What you have to do - In the entries below, identify every line with the string "this" and copy it.

Provided data -
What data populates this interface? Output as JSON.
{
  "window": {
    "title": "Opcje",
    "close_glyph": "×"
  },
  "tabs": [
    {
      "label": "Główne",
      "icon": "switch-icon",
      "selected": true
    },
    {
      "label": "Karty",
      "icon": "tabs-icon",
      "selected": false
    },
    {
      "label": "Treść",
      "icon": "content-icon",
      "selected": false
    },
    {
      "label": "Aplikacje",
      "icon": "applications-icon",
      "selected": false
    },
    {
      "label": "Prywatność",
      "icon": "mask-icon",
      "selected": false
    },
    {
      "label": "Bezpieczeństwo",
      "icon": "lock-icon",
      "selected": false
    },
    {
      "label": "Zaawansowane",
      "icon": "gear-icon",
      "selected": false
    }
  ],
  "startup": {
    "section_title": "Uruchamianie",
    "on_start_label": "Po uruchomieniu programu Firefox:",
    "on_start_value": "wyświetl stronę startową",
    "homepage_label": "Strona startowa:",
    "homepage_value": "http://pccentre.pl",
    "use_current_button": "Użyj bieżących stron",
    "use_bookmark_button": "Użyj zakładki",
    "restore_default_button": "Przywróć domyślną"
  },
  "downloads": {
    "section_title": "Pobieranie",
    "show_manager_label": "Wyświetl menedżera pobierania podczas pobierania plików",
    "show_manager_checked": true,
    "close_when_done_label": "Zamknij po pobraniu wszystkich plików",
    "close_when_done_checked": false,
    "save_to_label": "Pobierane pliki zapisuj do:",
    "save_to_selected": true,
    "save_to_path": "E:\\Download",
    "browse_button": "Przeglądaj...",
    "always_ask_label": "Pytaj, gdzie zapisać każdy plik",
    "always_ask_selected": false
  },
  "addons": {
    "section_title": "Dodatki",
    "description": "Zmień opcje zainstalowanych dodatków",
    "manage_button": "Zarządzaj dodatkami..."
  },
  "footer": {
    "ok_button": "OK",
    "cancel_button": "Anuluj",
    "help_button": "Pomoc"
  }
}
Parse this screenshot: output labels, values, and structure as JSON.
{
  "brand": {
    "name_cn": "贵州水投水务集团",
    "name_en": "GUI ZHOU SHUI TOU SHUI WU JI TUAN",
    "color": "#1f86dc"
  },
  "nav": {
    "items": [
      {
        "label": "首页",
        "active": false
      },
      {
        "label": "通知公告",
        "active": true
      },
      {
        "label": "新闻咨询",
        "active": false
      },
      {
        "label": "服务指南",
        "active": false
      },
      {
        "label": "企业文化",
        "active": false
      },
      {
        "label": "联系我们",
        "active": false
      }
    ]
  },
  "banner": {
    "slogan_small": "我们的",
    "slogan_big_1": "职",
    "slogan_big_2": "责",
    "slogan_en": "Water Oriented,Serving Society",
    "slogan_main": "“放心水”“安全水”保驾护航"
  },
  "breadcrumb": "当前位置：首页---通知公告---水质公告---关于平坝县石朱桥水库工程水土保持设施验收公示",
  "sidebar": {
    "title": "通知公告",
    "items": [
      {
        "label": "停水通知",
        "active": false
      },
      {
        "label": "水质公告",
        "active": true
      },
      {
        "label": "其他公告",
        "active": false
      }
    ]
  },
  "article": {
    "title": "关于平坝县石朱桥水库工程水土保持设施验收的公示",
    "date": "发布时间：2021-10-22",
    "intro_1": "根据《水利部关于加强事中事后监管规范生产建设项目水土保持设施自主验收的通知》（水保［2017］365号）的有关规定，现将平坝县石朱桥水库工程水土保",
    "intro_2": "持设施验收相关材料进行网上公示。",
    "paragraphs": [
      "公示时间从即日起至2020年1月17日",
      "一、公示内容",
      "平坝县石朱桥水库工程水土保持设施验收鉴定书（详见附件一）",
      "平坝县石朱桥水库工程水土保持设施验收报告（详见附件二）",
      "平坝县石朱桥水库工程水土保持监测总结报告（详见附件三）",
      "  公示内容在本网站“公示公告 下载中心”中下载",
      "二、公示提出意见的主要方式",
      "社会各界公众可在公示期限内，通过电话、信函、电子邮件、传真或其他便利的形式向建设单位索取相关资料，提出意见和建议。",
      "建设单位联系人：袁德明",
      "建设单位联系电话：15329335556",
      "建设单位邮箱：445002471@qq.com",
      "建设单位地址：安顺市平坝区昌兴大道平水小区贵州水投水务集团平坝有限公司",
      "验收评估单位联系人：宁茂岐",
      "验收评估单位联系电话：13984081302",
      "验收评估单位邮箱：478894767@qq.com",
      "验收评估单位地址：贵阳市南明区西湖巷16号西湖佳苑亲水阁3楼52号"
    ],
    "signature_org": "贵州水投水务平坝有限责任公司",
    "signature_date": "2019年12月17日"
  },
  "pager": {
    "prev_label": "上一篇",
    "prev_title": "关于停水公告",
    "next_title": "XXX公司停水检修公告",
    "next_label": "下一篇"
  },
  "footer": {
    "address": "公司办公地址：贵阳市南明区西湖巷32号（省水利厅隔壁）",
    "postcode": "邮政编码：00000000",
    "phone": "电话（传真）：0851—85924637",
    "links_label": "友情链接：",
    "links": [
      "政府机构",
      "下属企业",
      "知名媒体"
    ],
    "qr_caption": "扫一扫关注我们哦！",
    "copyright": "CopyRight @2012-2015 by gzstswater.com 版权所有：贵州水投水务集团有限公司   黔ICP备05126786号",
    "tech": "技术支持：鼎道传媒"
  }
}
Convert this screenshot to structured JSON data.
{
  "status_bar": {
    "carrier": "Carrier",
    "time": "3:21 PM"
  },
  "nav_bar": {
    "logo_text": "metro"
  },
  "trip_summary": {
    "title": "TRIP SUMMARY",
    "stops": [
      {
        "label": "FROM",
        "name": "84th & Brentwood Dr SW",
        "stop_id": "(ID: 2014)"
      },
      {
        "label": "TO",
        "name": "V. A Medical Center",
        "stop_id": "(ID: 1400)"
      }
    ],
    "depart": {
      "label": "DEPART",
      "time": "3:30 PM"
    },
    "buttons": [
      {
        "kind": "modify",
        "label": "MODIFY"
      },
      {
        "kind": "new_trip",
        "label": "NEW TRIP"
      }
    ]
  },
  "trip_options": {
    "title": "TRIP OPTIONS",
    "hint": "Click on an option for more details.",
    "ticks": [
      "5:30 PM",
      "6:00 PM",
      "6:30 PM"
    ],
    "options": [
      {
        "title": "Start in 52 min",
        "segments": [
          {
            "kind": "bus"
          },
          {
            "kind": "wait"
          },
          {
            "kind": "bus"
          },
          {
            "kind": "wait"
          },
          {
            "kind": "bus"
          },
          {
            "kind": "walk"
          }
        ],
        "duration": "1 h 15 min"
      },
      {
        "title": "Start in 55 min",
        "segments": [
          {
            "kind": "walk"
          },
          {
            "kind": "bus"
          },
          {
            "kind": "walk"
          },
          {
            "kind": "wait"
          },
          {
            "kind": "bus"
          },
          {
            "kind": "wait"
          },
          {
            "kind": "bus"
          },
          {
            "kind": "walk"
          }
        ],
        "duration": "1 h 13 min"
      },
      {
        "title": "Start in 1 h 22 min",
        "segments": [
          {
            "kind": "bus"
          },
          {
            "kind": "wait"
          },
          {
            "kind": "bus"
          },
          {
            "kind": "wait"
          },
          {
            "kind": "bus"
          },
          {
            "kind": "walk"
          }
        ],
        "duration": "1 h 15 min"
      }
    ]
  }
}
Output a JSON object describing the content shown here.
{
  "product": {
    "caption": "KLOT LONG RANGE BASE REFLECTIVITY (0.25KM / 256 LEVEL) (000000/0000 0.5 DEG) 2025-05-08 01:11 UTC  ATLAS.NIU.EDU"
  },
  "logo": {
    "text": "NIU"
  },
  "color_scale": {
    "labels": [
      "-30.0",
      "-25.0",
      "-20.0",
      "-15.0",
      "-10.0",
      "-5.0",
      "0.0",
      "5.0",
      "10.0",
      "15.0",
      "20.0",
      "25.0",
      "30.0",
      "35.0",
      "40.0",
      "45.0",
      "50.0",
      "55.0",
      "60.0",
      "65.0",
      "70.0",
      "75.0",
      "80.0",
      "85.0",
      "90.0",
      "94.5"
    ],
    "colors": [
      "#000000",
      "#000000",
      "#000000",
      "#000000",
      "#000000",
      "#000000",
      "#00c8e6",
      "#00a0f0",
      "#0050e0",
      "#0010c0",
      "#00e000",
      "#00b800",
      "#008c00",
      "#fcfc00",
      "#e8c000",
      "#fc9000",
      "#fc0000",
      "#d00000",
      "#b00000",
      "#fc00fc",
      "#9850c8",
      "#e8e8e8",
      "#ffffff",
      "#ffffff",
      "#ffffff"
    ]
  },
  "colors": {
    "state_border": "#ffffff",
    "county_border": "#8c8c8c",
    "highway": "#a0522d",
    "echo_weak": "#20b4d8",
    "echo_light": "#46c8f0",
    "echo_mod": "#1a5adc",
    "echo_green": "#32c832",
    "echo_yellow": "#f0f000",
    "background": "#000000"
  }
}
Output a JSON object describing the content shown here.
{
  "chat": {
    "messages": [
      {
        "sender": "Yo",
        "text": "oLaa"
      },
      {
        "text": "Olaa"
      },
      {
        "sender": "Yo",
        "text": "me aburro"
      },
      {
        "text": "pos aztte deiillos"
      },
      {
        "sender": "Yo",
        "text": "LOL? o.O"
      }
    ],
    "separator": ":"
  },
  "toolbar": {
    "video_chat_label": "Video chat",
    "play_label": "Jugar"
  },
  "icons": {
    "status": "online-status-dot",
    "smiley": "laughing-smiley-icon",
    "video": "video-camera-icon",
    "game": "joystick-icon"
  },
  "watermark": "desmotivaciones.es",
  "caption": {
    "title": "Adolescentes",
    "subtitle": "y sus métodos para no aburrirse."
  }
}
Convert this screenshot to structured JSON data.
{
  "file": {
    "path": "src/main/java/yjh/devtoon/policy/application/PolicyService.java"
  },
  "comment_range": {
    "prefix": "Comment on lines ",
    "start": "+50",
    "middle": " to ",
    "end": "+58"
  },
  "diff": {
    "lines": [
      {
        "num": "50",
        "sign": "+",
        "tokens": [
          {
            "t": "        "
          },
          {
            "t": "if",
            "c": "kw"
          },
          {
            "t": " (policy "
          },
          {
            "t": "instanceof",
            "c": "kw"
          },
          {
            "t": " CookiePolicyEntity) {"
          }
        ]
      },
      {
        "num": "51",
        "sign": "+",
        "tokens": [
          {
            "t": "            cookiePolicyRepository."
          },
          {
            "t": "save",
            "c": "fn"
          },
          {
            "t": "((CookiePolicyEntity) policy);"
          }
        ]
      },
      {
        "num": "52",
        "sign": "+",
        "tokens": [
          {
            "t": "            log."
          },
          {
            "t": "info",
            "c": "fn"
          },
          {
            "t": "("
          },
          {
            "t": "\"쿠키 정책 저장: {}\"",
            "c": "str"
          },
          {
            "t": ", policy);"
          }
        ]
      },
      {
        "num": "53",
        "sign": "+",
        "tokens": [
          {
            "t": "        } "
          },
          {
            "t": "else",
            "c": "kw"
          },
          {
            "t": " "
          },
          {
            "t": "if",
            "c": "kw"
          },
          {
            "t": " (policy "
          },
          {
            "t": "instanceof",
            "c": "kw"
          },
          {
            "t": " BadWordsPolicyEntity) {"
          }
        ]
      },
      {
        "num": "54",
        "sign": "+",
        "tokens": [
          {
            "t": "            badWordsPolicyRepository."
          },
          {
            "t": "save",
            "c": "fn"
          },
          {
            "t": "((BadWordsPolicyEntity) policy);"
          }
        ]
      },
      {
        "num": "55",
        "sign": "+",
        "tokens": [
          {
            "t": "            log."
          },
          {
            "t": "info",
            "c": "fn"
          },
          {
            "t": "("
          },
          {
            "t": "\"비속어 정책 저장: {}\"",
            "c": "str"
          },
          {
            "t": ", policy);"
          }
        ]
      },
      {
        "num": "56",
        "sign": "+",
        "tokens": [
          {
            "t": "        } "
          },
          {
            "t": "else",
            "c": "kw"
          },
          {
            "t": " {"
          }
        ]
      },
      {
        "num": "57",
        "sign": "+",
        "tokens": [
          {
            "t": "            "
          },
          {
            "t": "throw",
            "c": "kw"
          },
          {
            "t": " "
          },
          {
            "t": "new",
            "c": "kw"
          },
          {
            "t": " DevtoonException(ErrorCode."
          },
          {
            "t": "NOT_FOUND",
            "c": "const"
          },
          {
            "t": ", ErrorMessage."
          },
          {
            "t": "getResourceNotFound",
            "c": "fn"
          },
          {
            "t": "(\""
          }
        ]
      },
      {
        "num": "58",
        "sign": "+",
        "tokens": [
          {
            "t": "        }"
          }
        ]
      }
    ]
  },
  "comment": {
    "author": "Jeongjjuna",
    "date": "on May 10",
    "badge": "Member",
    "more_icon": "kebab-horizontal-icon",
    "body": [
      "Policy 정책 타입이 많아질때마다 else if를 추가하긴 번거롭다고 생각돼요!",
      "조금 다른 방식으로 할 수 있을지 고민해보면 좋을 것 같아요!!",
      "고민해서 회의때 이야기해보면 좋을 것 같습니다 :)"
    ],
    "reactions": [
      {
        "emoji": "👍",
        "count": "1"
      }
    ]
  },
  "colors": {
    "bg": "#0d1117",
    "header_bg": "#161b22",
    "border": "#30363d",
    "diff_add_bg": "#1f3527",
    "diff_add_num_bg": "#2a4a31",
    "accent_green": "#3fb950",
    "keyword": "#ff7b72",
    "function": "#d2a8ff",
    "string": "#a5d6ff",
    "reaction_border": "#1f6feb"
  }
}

Problem solution -
What data populates this interface? Output as JSON.
Parse this screenshot: output labels, values, and structure as JSON.
Convert this screenshot to structured JSON data.
Convert this screenshot to structured JSON data.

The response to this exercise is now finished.